#### SET EXERCISE:
Every line that includes the word "title" is to be listed.

#### LISTING:
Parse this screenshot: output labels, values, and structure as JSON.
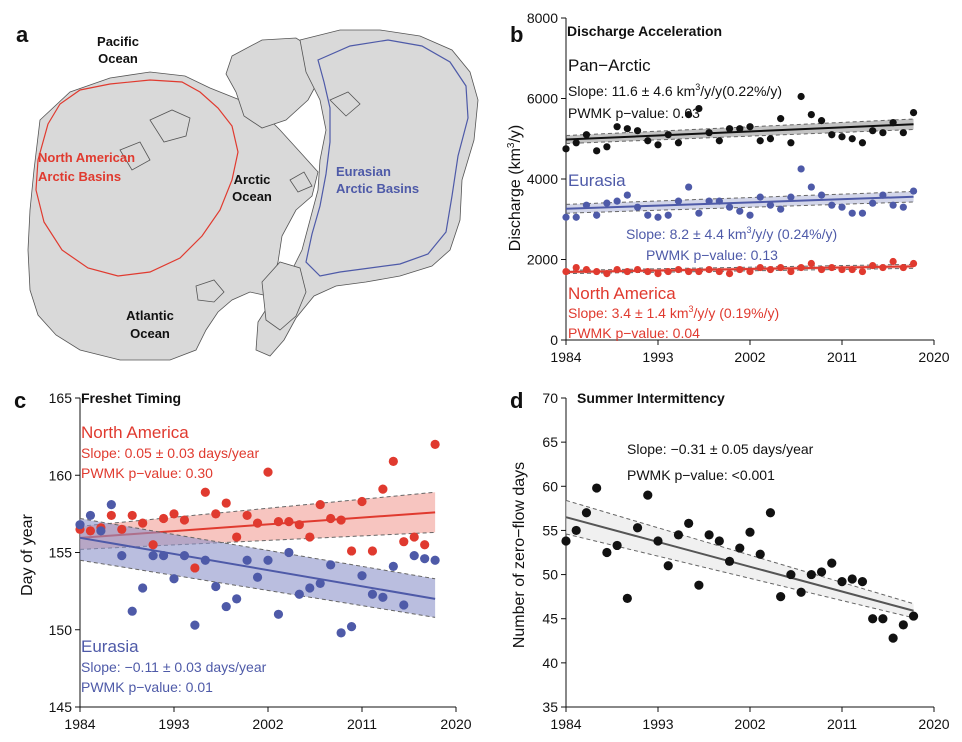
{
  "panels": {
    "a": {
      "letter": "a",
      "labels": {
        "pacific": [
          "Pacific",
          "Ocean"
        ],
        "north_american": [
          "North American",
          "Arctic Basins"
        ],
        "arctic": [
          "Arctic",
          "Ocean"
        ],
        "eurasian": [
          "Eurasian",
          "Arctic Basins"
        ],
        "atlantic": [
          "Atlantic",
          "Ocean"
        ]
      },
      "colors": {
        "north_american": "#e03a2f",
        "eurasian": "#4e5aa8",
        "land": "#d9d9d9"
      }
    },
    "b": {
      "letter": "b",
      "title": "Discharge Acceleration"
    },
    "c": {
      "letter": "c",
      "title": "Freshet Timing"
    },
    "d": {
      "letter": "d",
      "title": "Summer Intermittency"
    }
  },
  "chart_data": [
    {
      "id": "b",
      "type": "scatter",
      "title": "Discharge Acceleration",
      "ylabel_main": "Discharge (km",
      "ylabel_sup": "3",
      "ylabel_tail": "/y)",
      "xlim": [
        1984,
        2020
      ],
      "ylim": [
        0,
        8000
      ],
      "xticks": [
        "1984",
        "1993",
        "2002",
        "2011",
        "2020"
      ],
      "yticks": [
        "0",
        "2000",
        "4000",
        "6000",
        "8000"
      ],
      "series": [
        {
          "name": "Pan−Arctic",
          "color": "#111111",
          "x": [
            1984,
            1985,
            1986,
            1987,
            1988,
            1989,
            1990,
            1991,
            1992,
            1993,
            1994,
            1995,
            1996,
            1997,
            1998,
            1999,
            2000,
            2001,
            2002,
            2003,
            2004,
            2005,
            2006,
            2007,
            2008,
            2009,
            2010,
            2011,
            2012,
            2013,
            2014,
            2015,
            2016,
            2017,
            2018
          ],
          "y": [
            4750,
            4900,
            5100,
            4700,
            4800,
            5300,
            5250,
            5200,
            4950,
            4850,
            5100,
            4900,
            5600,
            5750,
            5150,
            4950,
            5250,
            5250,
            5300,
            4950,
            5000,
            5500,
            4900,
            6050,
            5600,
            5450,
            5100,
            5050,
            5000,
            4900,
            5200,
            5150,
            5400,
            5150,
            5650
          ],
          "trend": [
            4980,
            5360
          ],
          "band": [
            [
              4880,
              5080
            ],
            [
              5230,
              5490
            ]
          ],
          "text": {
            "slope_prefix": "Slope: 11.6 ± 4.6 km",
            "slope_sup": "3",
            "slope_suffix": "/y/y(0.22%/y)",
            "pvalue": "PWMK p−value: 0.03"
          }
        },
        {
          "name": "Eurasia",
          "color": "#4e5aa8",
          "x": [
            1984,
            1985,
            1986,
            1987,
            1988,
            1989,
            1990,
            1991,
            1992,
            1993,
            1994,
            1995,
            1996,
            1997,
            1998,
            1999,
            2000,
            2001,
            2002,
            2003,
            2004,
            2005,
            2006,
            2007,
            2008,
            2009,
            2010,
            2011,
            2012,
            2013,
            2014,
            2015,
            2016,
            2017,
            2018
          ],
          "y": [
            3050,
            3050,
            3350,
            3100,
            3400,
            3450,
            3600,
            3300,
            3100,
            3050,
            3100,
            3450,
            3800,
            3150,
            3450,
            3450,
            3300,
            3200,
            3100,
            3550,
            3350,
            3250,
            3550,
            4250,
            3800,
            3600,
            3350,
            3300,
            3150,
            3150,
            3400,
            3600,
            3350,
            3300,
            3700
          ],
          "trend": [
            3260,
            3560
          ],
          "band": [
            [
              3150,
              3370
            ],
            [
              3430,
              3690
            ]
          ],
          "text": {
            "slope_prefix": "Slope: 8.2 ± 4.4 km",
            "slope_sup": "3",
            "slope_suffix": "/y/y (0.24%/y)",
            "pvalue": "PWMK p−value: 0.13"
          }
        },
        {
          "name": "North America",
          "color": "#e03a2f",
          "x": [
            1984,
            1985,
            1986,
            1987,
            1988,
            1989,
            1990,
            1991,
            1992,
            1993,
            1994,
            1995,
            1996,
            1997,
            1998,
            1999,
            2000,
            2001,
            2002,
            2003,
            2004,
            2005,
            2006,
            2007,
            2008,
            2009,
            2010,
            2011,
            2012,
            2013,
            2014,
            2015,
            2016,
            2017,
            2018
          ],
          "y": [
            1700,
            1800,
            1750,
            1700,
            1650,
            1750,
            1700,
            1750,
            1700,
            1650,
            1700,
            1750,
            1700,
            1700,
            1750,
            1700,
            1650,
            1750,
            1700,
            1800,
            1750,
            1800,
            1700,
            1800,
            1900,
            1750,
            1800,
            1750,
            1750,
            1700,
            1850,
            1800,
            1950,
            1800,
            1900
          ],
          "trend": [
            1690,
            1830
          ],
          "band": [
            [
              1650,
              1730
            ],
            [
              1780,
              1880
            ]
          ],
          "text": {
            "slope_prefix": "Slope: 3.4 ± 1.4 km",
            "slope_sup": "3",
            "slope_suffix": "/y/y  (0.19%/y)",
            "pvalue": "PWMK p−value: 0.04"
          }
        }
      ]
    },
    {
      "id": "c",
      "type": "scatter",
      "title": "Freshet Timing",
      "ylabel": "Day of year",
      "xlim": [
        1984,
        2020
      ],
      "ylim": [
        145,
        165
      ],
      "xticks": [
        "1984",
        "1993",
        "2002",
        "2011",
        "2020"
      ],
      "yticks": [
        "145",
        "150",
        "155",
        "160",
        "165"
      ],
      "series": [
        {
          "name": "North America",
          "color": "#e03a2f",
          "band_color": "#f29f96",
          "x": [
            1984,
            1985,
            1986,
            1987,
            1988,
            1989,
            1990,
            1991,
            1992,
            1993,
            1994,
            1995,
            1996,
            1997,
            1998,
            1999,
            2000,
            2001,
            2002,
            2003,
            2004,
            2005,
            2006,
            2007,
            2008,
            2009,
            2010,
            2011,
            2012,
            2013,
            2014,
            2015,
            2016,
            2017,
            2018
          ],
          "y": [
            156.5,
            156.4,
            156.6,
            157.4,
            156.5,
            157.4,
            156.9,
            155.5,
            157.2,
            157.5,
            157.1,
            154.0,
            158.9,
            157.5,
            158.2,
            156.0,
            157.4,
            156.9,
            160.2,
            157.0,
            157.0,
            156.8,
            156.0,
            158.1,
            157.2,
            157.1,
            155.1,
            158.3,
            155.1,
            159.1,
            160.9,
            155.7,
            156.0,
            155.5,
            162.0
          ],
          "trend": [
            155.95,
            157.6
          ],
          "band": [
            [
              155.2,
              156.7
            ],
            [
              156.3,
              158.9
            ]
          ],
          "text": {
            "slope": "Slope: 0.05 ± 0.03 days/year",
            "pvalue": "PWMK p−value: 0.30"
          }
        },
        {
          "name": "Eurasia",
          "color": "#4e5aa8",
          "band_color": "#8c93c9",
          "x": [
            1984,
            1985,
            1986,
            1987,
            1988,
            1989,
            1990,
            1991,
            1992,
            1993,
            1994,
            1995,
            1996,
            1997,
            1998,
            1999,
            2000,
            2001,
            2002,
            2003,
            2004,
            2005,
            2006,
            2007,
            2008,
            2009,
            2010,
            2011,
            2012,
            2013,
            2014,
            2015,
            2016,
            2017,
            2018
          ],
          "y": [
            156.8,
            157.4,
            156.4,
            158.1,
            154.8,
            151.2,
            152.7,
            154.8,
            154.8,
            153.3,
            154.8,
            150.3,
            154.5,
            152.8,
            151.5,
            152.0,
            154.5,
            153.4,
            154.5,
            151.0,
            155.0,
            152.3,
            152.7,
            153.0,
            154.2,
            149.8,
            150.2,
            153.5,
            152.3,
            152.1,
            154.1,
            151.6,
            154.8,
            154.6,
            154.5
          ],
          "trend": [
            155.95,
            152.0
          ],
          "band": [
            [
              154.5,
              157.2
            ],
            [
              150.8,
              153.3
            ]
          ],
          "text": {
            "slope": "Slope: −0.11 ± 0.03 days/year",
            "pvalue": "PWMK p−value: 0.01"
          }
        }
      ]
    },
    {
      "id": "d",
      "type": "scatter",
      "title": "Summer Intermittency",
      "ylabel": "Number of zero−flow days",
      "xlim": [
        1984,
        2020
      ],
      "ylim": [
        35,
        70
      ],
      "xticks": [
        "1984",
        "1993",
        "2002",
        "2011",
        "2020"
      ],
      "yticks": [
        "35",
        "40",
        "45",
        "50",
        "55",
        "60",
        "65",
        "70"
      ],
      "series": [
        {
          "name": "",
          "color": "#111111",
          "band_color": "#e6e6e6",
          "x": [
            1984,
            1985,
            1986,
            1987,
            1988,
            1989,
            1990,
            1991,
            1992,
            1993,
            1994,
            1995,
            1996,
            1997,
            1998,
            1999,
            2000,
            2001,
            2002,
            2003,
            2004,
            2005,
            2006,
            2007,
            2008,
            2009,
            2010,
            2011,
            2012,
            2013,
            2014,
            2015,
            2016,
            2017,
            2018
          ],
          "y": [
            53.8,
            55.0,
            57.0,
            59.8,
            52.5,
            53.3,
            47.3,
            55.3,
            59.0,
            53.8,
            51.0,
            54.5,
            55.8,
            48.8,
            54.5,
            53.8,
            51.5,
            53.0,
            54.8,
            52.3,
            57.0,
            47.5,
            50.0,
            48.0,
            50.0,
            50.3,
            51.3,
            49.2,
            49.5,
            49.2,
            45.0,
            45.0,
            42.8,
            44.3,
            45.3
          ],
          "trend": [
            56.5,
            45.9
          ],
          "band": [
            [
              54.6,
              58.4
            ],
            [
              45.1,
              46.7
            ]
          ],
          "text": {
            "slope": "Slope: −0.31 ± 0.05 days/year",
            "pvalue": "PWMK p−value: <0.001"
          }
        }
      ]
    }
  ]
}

#### REPLY:
      "title": "Discharge Acceleration"
      "title": "Freshet Timing"
      "title": "Summer Intermittency"
      "title": "Discharge Acceleration",
      "title": "Freshet Timing",
      "title": "Summer Intermittency",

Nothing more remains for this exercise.